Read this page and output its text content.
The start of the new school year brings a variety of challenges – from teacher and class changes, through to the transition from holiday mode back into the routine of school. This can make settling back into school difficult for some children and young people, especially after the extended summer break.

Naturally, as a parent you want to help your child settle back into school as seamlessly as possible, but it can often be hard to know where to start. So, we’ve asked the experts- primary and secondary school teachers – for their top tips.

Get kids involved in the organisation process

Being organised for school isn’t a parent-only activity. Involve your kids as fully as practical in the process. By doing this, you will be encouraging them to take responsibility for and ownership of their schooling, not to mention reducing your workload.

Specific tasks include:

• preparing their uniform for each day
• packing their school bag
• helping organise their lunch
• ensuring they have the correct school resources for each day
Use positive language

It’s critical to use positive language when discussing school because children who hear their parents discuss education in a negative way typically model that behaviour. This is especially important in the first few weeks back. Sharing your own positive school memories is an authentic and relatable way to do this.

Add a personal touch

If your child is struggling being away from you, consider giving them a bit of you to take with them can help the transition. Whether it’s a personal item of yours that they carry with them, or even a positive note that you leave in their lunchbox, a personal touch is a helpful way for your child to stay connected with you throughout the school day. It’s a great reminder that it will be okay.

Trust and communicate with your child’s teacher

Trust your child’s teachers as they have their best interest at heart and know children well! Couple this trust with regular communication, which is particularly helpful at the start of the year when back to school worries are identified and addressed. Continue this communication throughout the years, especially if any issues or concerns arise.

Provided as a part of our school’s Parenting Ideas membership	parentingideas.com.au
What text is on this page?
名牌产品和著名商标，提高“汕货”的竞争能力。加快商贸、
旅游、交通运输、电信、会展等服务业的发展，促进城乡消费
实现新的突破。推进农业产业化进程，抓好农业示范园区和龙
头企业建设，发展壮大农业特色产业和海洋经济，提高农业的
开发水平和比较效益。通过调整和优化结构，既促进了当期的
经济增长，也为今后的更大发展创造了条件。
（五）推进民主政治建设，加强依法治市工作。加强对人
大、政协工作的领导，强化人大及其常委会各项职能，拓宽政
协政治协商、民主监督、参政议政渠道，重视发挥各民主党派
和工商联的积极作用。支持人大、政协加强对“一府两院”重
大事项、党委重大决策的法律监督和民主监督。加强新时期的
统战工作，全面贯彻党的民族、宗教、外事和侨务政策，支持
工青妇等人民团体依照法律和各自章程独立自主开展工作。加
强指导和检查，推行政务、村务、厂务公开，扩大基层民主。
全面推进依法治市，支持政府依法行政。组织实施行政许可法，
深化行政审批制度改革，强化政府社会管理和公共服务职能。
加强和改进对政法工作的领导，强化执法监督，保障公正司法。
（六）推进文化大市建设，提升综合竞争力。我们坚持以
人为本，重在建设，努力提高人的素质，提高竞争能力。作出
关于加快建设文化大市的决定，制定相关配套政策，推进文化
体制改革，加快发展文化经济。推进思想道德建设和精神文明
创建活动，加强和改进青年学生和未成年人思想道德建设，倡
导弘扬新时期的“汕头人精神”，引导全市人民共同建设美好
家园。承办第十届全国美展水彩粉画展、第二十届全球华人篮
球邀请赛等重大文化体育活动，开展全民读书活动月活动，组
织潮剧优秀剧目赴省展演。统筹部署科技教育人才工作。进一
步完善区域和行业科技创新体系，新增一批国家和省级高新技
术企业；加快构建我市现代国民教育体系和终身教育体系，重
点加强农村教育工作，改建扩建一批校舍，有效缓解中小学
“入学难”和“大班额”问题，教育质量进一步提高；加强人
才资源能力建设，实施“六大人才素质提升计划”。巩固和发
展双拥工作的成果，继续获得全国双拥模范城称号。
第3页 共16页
══════════
# PROBLEM DETAILS
Please restate the records in full, word for word.

# OUTPUT OF THE TASK
Read this page and output its text content.
The start of the new school year brings a variety of challenges – from teacher and class changes, through to the transition from holiday mode back into the routine of school. This can make settling back into school difficult for some children and young people, especially after the extended summer break.

Naturally, as a parent you want to help your child settle back into school as seamlessly as possible, but it can often be hard to know where to start. So, we’ve asked the experts- primary and secondary school teachers – for their top tips.

Get kids involved in the organisation process

Being organised for school isn’t a parent-only activity. Involve your kids as fully as practical in the process. By doing this, you will be encouraging them to take responsibility for and ownership of their schooling, not to mention reducing your workload.

Specific tasks include:

• preparing their uniform for each day
• packing their school bag
• helping organise their lunch
• ensuring they have the correct school resources for each day
Use positive language

It’s critical to use positive language when discussing school because children who hear their parents discuss education in a negative way typically model that behaviour. This is especially important in the first few weeks back. Sharing your own positive school memories is an authentic and relatable way to do this.

Add a personal touch

If your child is struggling being away from you, consider giving them a bit of you to take with them can help the transition. Whether it’s a personal item of yours that they carry with them, or even a positive note that you leave in their lunchbox, a personal touch is a helpful way for your child to stay connected with you throughout the school day. It’s a great reminder that it will be okay.

Trust and communicate with your child’s teacher

Trust your child’s teachers as they have their best interest at heart and know children well! Couple this trust with regular communication, which is particularly helpful at the start of the year when back to school worries are identified and addressed. Continue this communication throughout the years, especially if any issues or concerns arise.

Provided as a part of our school’s Parenting Ideas membership	parentingideas.com.au
What text is on this page?
名牌产品和著名商标，提高“汕货”的竞争能力。加快商贸、
旅游、交通运输、电信、会展等服务业的发展，促进城乡消费
实现新的突破。推进农业产业化进程，抓好农业示范园区和龙
头企业建设，发展壮大农业特色产业和海洋经济，提高农业的
开发水平和比较效益。通过调整和优化结构，既促进了当期的
经济增长，也为今后的更大发展创造了条件。
（五）推进民主政治建设，加强依法治市工作。加强对人
大、政协工作的领导，强化人大及其常委会各项职能，拓宽政
协政治协商、民主监督、参政议政渠道，重视发挥各民主党派
和工商联的积极作用。支持人大、政协加强对“一府两院”重
大事项、党委重大决策的法律监督和民主监督。加强新时期的
统战工作，全面贯彻党的民族、宗教、外事和侨务政策，支持
工青妇等人民团体依照法律和各自章程独立自主开展工作。加
强指导和检查，推行政务、村务、厂务公开，扩大基层民主。
全面推进依法治市，支持政府依法行政。组织实施行政许可法，
深化行政审批制度改革，强化政府社会管理和公共服务职能。
加强和改进对政法工作的领导，强化执法监督，保障公正司法。
（六）推进文化大市建设，提升综合竞争力。我们坚持以
人为本，重在建设，努力提高人的素质，提高竞争能力。作出
关于加快建设文化大市的决定，制定相关配套政策，推进文化
体制改革，加快发展文化经济。推进思想道德建设和精神文明
创建活动，加强和改进青年学生和未成年人思想道德建设，倡
导弘扬新时期的“汕头人精神”，引导全市人民共同建设美好
家园。承办第十届全国美展水彩粉画展、第二十届全球华人篮
球邀请赛等重大文化体育活动，开展全民读书活动月活动，组
织潮剧优秀剧目赴省展演。统筹部署科技教育人才工作。进一
步完善区域和行业科技创新体系，新增一批国家和省级高新技
术企业；加快构建我市现代国民教育体系和终身教育体系，重
点加强农村教育工作，改建扩建一批校舍，有效缓解中小学
“入学难”和“大班额”问题，教育质量进一步提高；加强人
才资源能力建设，实施“六大人才素质提升计划”。巩固和发
展双拥工作的成果，继续获得全国双拥模范城称号。
第3页 共16页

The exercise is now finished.